(Collected data)
====================

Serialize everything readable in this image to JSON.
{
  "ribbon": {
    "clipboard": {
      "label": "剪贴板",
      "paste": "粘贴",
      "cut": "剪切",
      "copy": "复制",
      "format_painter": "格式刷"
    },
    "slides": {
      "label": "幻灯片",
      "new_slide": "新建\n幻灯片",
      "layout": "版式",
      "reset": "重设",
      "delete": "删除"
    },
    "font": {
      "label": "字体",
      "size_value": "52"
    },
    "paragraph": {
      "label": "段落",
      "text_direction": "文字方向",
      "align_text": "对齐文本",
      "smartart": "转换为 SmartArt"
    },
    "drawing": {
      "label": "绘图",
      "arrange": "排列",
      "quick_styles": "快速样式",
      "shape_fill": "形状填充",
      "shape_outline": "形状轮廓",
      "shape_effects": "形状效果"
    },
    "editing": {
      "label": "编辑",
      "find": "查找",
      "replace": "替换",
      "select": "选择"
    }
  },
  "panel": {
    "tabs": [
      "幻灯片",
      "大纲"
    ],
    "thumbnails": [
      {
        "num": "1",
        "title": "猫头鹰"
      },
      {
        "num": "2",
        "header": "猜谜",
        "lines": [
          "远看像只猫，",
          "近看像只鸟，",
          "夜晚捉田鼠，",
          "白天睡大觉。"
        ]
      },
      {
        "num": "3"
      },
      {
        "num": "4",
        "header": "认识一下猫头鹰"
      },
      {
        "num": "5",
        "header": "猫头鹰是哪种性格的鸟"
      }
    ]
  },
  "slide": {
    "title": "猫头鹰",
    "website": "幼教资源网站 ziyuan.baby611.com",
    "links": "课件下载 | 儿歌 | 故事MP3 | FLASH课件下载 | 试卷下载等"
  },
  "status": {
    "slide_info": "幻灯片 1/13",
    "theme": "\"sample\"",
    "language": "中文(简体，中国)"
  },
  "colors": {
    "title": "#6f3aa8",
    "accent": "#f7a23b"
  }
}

====================

What you will do: Repeat the records above exactly.

Solution for this problem:
Serialize everything readable in this image to JSON.
{
  "ribbon": {
    "clipboard": {
      "label": "剪贴板",
      "paste": "粘贴",
      "cut": "剪切",
      "copy": "复制",
      "format_painter": "格式刷"
    },
    "slides": {
      "label": "幻灯片",
      "new_slide": "新建\n幻灯片",
      "layout": "版式",
      "reset": "重设",
      "delete": "删除"
    },
    "font": {
      "label": "字体",
      "size_value": "52"
    },
    "paragraph": {
      "label": "段落",
      "text_direction": "文字方向",
      "align_text": "对齐文本",
      "smartart": "转换为 SmartArt"
    },
    "drawing": {
      "label": "绘图",
      "arrange": "排列",
      "quick_styles": "快速样式",
      "shape_fill": "形状填充",
      "shape_outline": "形状轮廓",
      "shape_effects": "形状效果"
    },
    "editing": {
      "label": "编辑",
      "find": "查找",
      "replace": "替换",
      "select": "选择"
    }
  },
  "panel": {
    "tabs": [
      "幻灯片",
      "大纲"
    ],
    "thumbnails": [
      {
        "num": "1",
        "title": "猫头鹰"
      },
      {
        "num": "2",
        "header": "猜谜",
        "lines": [
          "远看像只猫，",
          "近看像只鸟，",
          "夜晚捉田鼠，",
          "白天睡大觉。"
        ]
      },
      {
        "num": "3"
      },
      {
        "num": "4",
        "header": "认识一下猫头鹰"
      },
      {
        "num": "5",
        "header": "猫头鹰是哪种性格的鸟"
      }
    ]
  },
  "slide": {
    "title": "猫头鹰",
    "website": "幼教资源网站 ziyuan.baby611.com",
    "links": "课件下载 | 儿歌 | 故事MP3 | FLASH课件下载 | 试卷下载等"
  },
  "status": {
    "slide_info": "幻灯片 1/13",
    "theme": "\"sample\"",
    "language": "中文(简体，中国)"
  },
  "colors": {
    "title": "#6f3aa8",
    "accent": "#f7a23b"
  }
}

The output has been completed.